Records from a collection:
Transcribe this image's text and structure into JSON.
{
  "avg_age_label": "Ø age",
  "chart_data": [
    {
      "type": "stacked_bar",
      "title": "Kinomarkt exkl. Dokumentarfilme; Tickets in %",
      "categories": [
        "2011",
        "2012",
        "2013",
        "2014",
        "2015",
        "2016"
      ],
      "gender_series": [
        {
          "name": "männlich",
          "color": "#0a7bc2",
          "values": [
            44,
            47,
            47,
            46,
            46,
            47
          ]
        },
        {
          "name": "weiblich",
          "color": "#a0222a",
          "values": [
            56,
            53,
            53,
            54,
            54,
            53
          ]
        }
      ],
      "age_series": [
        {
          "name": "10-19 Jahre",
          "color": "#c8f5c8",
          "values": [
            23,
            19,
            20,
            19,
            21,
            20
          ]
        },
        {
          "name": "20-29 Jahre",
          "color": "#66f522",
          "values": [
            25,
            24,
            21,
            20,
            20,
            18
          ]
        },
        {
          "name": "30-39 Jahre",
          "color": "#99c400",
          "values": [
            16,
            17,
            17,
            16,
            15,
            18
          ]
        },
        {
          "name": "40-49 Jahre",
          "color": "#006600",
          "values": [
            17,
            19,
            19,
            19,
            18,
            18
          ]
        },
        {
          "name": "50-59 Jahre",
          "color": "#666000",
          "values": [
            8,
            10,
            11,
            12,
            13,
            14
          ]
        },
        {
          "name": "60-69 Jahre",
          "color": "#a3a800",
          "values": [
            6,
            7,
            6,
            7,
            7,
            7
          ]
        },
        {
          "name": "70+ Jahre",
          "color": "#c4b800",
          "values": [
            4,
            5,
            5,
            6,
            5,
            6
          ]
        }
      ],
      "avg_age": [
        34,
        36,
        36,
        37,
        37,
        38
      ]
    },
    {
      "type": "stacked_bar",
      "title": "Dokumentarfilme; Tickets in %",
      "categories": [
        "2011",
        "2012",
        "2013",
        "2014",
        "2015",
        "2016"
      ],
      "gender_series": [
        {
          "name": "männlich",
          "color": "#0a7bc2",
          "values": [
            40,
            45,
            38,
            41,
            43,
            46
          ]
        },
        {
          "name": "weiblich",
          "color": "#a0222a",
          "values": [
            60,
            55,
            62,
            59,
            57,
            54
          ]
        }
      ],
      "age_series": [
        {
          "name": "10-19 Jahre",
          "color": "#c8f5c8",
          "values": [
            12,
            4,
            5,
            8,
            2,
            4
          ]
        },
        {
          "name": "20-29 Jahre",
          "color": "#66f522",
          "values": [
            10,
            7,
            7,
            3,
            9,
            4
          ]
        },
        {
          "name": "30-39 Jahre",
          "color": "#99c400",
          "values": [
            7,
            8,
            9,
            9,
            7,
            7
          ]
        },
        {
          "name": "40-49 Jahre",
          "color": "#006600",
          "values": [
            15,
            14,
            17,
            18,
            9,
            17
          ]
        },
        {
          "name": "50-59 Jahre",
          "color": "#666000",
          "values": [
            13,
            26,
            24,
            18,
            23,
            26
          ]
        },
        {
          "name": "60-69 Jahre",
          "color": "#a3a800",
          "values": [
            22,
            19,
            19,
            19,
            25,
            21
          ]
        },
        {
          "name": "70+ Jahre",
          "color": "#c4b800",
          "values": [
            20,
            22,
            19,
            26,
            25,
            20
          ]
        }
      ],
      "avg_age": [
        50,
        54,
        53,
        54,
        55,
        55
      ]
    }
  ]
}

» Task to carry out
The entries above should be repeated exactly, every one of them.

» Response to this task
Transcribe this image's text and structure into JSON.
{
  "avg_age_label": "Ø age",
  "chart_data": [
    {
      "type": "stacked_bar",
      "title": "Kinomarkt exkl. Dokumentarfilme; Tickets in %",
      "categories": [
        "2011",
        "2012",
        "2013",
        "2014",
        "2015",
        "2016"
      ],
      "gender_series": [
        {
          "name": "männlich",
          "color": "#0a7bc2",
          "values": [
            44,
            47,
            47,
            46,
            46,
            47
          ]
        },
        {
          "name": "weiblich",
          "color": "#a0222a",
          "values": [
            56,
            53,
            53,
            54,
            54,
            53
          ]
        }
      ],
      "age_series": [
        {
          "name": "10-19 Jahre",
          "color": "#c8f5c8",
          "values": [
            23,
            19,
            20,
            19,
            21,
            20
          ]
        },
        {
          "name": "20-29 Jahre",
          "color": "#66f522",
          "values": [
            25,
            24,
            21,
            20,
            20,
            18
          ]
        },
        {
          "name": "30-39 Jahre",
          "color": "#99c400",
          "values": [
            16,
            17,
            17,
            16,
            15,
            18
          ]
        },
        {
          "name": "40-49 Jahre",
          "color": "#006600",
          "values": [
            17,
            19,
            19,
            19,
            18,
            18
          ]
        },
        {
          "name": "50-59 Jahre",
          "color": "#666000",
          "values": [
            8,
            10,
            11,
            12,
            13,
            14
          ]
        },
        {
          "name": "60-69 Jahre",
          "color": "#a3a800",
          "values": [
            6,
            7,
            6,
            7,
            7,
            7
          ]
        },
        {
          "name": "70+ Jahre",
          "color": "#c4b800",
          "values": [
            4,
            5,
            5,
            6,
            5,
            6
          ]
        }
      ],
      "avg_age": [
        34,
        36,
        36,
        37,
        37,
        38
      ]
    },
    {
      "type": "stacked_bar",
      "title": "Dokumentarfilme; Tickets in %",
      "categories": [
        "2011",
        "2012",
        "2013",
        "2014",
        "2015",
        "2016"
      ],
      "gender_series": [
        {
          "name": "männlich",
          "color": "#0a7bc2",
          "values": [
            40,
            45,
            38,
            41,
            43,
            46
          ]
        },
        {
          "name": "weiblich",
          "color": "#a0222a",
          "values": [
            60,
            55,
            62,
            59,
            57,
            54
          ]
        }
      ],
      "age_series": [
        {
          "name": "10-19 Jahre",
          "color": "#c8f5c8",
          "values": [
            12,
            4,
            5,
            8,
            2,
            4
          ]
        },
        {
          "name": "20-29 Jahre",
          "color": "#66f522",
          "values": [
            10,
            7,
            7,
            3,
            9,
            4
          ]
        },
        {
          "name": "30-39 Jahre",
          "color": "#99c400",
          "values": [
            7,
            8,
            9,
            9,
            7,
            7
          ]
        },
        {
          "name": "40-49 Jahre",
          "color": "#006600",
          "values": [
            15,
            14,
            17,
            18,
            9,
            17
          ]
        },
        {
          "name": "50-59 Jahre",
          "color": "#666000",
          "values": [
            13,
            26,
            24,
            18,
            23,
            26
          ]
        },
        {
          "name": "60-69 Jahre",
          "color": "#a3a800",
          "values": [
            22,
            19,
            19,
            19,
            25,
            21
          ]
        },
        {
          "name": "70+ Jahre",
          "color": "#c4b800",
          "values": [
            20,
            22,
            19,
            26,
            25,
            20
          ]
        }
      ],
      "avg_age": [
        50,
        54,
        53,
        54,
        55,
        55
      ]
    }
  ]
}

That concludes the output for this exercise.